• [WHAT TO DO]
Leave out all pictures. Extract exactly the lines from the one containing "Read out every word on this page." through the end of the data.

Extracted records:
-=-=-
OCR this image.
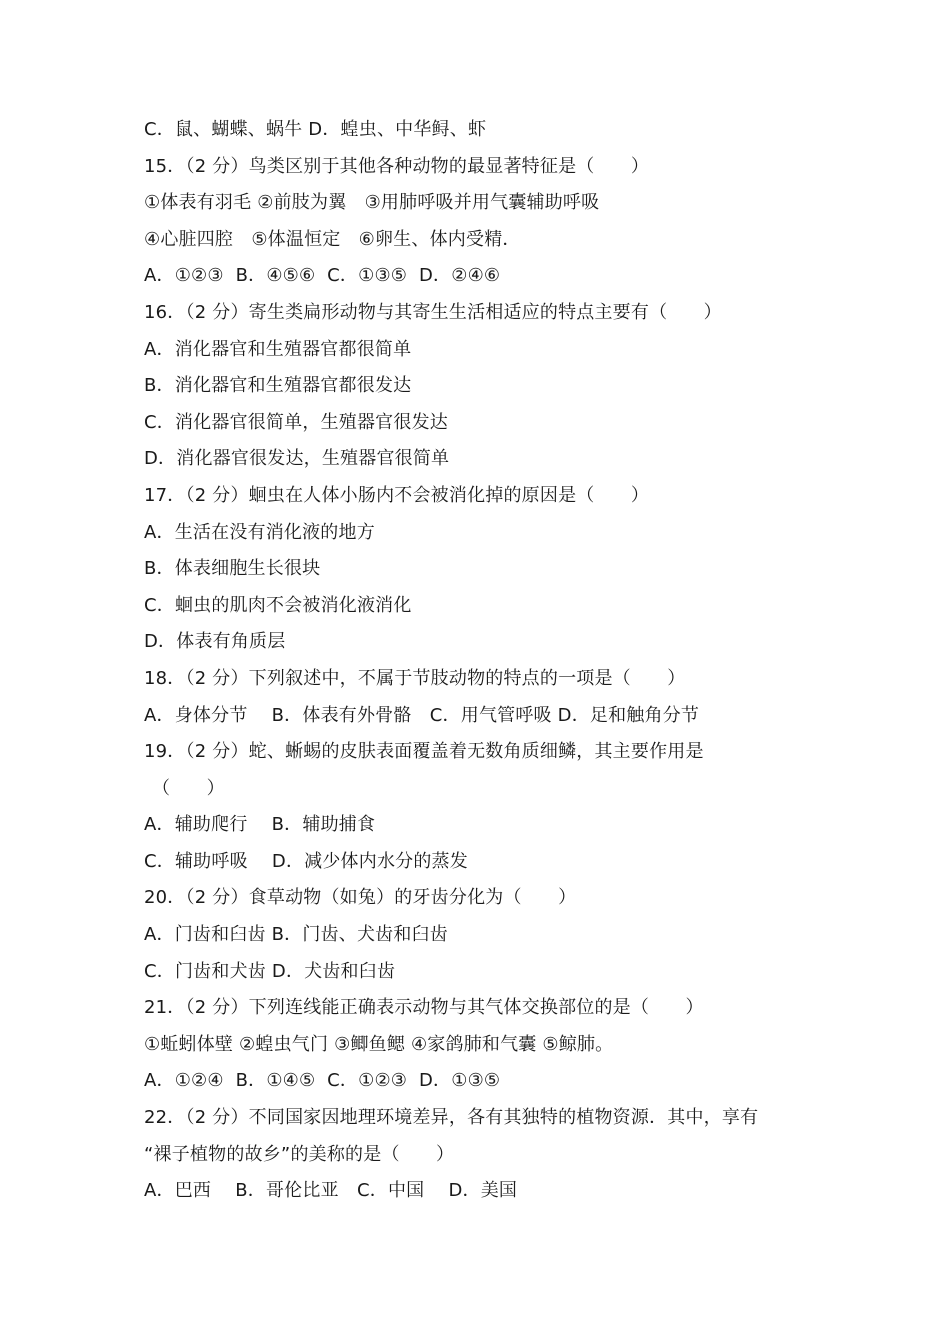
C．鼠、蝴蝶、蜗牛 D．蝗虫、中华鲟、虾
15．（2 分）鸟类区别于其他各种动物的最显著特征是（　　）
①体表有羽毛 ②前肢为翼　③用肺呼吸并用气囊辅助呼吸
④心脏四腔　⑤体温恒定　⑥卵生、体内受精．
A．①②③  B．④⑤⑥  C．①③⑤  D．②④⑥
16．（2 分）寄生类扁形动物与其寄生生活相适应的特点主要有（　　）
A．消化器官和生殖器官都很简单
B．消化器官和生殖器官都很发达
C．消化器官很简单，生殖器官很发达
D．消化器官很发达，生殖器官很简单
17．（2 分）蛔虫在人体小肠内不会被消化掉的原因是（　　）
A．生活在没有消化液的地方
B．体表细胞生长很块
C．蛔虫的肌肉不会被消化液消化
D．体表有角质层
18．（2 分）下列叙述中，不属于节肢动物的特点的一项是（　　）
A．身体分节　 B．体表有外骨骼　C．用气管呼吸 D．足和触角分节
19．（2 分）蛇、蜥蜴的皮肤表面覆盖着无数角质细鳞，其主要作用是
（　　）
A．辅助爬行　 B．辅助捕食
C．辅助呼吸　 D．减少体内水分的蒸发
20．（2 分）食草动物（如兔）的牙齿分化为（　　）
A．门齿和臼齿 B．门齿、犬齿和臼齿
C．门齿和犬齿 D．犬齿和臼齿
21．（2 分）下列连线能正确表示动物与其气体交换部位的是（　　）
①蚯蚓体壁 ②蝗虫气门 ③鲫鱼鳃 ④家鸽肺和气囊 ⑤鲸肺。
A．①②④  B．①④⑤  C．①②③  D．①③⑤
22．（2 分）不同国家因地理环境差异，各有其独特的植物资源．其中，享有
“裸子植物的故乡”的美称的是（　　）
A．巴西　 B．哥伦比亚　C．中国　 D．美国
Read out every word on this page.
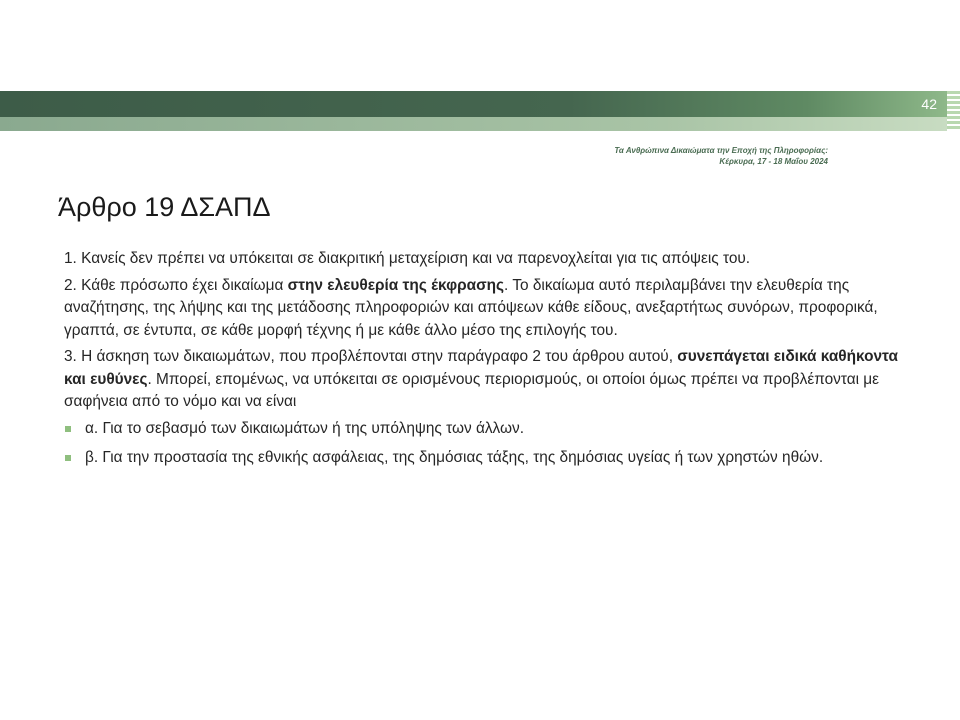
42
Τα Ανθρώπινα Δικαιώματα την Εποχή της Πληροφορίας:
Κέρκυρα, 17 - 18 Μαΐου 2024
Άρθρο 19 ΔΣΑΠΔ

1. Κανείς δεν πρέπει να υπόκειται σε διακριτική μεταχείριση και να παρενοχλείται για τις απόψεις του.

2. Κάθε πρόσωπο έχει δικαίωμα στην ελευθερία της έκφρασης. Το δικαίωμα αυτό περιλαμβάνει την ελευθερία της αναζήτησης, της λήψης και της μετάδοσης πληροφοριών και απόψεων κάθε είδους, ανεξαρτήτως συνόρων, προφορικά, γραπτά, σε έντυπα, σε κάθε μορφή τέχνης ή με κάθε άλλο μέσο της επιλογής του.

3. Η άσκηση των δικαιωμάτων, που προβλέπονται στην παράγραφο 2 του άρθρου αυτού, συνεπάγεται ειδικά καθήκοντα και ευθύνες. Μπορεί, επομένως, να υπόκειται σε ορισμένους περιορισμούς, οι οποίοι όμως πρέπει να προβλέπονται με σαφήνεια από το νόμο και να είναι

α. Για το σεβασμό των δικαιωμάτων ή της υπόληψης των άλλων.
β. Για την προστασία της εθνικής ασφάλειας, της δημόσιας τάξης, της δημόσιας υγείας ή των χρηστών ηθών.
-=-=-
• [RESULT OF THE EXERCISE]
Read out every word on this page.
42
Τα Ανθρώπινα Δικαιώματα την Εποχή της Πληροφορίας:
Κέρκυρα, 17 - 18 Μαΐου 2024
Άρθρο 19 ΔΣΑΠΔ

1. Κανείς δεν πρέπει να υπόκειται σε διακριτική μεταχείριση και να παρενοχλείται για τις απόψεις του.

2. Κάθε πρόσωπο έχει δικαίωμα στην ελευθερία της έκφρασης. Το δικαίωμα αυτό περιλαμβάνει την ελευθερία της αναζήτησης, της λήψης και της μετάδοσης πληροφοριών και απόψεων κάθε είδους, ανεξαρτήτως συνόρων, προφορικά, γραπτά, σε έντυπα, σε κάθε μορφή τέχνης ή με κάθε άλλο μέσο της επιλογής του.

3. Η άσκηση των δικαιωμάτων, που προβλέπονται στην παράγραφο 2 του άρθρου αυτού, συνεπάγεται ειδικά καθήκοντα και ευθύνες. Μπορεί, επομένως, να υπόκειται σε ορισμένους περιορισμούς, οι οποίοι όμως πρέπει να προβλέπονται με σαφήνεια από το νόμο και να είναι

α. Για το σεβασμό των δικαιωμάτων ή της υπόληψης των άλλων.
β. Για την προστασία της εθνικής ασφάλειας, της δημόσιας τάξης, της δημόσιας υγείας ή των χρηστών ηθών.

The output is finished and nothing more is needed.